# WHAT IS BEING ASKED
Copy the lines holding the word "values", all of them.

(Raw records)

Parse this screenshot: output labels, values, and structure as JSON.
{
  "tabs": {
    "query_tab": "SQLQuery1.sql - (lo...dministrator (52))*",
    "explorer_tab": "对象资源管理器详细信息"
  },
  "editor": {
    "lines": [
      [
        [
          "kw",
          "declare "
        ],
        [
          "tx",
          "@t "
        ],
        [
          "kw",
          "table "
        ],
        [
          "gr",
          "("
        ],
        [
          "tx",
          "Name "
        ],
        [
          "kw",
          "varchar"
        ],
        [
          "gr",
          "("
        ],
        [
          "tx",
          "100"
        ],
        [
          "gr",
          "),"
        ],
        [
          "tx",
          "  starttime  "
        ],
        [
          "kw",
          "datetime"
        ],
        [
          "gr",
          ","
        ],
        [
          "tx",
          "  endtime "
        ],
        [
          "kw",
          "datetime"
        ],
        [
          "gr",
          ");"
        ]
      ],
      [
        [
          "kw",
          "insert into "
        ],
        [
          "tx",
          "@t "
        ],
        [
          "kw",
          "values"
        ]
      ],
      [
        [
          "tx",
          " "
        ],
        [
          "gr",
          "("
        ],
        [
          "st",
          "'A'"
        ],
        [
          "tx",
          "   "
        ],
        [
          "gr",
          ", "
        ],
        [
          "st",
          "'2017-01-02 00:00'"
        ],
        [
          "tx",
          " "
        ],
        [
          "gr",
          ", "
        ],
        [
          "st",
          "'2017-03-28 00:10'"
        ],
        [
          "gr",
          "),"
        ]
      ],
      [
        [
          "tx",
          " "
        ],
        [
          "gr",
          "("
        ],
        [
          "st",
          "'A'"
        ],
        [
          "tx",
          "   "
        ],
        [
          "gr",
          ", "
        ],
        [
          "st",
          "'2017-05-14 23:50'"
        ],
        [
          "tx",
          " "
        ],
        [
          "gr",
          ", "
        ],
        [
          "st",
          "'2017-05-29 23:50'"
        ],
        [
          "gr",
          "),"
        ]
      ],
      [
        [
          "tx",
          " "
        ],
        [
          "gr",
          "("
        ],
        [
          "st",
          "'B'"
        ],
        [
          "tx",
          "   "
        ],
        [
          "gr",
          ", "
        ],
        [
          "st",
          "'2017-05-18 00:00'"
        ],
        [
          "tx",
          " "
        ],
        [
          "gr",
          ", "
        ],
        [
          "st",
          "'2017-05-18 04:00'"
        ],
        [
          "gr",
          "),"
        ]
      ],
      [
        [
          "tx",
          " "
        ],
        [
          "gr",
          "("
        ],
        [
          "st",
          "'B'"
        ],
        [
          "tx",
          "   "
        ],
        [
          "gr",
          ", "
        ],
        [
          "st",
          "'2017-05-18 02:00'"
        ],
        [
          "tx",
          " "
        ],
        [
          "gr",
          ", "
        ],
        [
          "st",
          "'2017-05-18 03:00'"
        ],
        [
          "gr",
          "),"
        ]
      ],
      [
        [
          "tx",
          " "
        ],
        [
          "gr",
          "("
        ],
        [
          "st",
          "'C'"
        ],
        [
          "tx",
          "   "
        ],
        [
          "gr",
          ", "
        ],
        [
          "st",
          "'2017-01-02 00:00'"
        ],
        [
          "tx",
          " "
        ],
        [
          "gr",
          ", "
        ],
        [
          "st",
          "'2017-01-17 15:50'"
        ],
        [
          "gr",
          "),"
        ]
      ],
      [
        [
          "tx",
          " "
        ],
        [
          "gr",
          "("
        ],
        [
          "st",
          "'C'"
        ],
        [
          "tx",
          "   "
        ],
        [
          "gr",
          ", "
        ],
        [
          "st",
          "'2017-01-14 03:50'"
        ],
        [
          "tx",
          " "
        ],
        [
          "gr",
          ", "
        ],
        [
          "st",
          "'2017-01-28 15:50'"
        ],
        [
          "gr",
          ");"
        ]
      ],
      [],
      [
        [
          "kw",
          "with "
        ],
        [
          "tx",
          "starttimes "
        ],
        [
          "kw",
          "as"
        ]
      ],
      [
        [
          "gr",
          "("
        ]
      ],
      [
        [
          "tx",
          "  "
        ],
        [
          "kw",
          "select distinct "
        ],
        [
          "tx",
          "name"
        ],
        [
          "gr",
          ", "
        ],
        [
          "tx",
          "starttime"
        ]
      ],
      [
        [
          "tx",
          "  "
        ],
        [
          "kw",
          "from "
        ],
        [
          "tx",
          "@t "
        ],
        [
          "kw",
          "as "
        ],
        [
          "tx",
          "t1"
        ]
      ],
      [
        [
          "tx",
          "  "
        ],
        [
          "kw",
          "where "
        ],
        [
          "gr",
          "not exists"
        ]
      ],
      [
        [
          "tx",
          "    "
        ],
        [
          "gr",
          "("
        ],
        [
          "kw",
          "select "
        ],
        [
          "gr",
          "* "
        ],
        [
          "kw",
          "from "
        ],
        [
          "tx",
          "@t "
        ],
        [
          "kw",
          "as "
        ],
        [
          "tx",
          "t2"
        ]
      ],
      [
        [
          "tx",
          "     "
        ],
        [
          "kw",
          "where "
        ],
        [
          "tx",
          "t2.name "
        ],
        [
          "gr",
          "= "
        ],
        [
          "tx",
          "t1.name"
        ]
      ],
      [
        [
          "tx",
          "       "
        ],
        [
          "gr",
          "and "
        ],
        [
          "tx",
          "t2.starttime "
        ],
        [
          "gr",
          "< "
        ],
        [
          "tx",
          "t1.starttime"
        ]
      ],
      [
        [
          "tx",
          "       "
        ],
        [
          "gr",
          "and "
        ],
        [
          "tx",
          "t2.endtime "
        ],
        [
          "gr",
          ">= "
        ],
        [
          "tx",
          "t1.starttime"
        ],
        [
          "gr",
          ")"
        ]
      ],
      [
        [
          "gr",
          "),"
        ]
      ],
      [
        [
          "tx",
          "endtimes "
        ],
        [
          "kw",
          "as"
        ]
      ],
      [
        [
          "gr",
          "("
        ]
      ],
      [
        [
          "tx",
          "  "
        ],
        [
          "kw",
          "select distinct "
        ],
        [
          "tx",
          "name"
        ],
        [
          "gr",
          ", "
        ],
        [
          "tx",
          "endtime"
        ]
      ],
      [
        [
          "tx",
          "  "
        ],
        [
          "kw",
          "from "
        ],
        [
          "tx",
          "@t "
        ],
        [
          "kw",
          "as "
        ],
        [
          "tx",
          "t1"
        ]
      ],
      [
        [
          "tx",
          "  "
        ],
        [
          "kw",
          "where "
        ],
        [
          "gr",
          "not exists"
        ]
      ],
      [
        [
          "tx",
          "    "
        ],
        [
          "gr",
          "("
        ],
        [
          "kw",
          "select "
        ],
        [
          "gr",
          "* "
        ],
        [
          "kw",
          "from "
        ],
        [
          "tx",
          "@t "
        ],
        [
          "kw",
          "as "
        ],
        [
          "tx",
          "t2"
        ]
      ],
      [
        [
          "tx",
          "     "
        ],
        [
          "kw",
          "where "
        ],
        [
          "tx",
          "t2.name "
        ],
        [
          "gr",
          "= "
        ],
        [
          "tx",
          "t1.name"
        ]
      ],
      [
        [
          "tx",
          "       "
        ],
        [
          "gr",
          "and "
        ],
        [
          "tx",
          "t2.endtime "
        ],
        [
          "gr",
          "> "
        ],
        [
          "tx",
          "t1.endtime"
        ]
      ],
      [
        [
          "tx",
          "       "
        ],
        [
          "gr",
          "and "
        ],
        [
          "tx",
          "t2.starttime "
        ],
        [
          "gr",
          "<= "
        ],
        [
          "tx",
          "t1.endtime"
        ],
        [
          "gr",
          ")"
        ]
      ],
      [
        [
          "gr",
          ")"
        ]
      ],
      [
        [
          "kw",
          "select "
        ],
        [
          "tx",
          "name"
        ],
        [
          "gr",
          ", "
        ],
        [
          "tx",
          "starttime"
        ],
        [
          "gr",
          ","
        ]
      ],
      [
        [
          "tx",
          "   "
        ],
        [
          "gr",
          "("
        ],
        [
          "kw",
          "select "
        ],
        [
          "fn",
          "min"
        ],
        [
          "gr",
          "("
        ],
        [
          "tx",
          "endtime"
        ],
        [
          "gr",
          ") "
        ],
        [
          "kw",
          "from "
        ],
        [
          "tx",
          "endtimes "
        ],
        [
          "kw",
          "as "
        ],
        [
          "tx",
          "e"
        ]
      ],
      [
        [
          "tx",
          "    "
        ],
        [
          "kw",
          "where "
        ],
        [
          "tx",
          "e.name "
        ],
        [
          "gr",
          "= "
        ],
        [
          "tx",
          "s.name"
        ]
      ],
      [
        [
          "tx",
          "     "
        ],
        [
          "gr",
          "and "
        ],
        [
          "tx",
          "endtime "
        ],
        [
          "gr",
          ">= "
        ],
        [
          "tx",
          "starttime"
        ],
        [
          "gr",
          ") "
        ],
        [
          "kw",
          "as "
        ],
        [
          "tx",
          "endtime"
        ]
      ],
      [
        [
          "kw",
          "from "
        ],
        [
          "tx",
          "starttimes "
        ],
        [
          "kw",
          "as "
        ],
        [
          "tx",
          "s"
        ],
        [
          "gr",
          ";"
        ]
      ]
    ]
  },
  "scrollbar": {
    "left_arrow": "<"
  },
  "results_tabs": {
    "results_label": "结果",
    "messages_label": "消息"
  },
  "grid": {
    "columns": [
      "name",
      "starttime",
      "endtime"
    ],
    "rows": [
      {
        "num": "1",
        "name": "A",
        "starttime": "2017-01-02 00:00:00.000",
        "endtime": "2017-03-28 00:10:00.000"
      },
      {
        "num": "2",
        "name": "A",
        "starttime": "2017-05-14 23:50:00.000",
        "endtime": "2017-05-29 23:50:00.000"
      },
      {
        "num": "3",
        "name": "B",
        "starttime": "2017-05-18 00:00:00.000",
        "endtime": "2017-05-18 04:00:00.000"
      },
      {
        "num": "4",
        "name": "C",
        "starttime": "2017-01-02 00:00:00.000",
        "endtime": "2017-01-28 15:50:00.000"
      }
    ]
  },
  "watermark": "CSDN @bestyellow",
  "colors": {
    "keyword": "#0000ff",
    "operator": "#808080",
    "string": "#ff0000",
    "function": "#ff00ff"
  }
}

# THE REPLY
Parse this screenshot: output labels, values, and structure as JSON.
          "values"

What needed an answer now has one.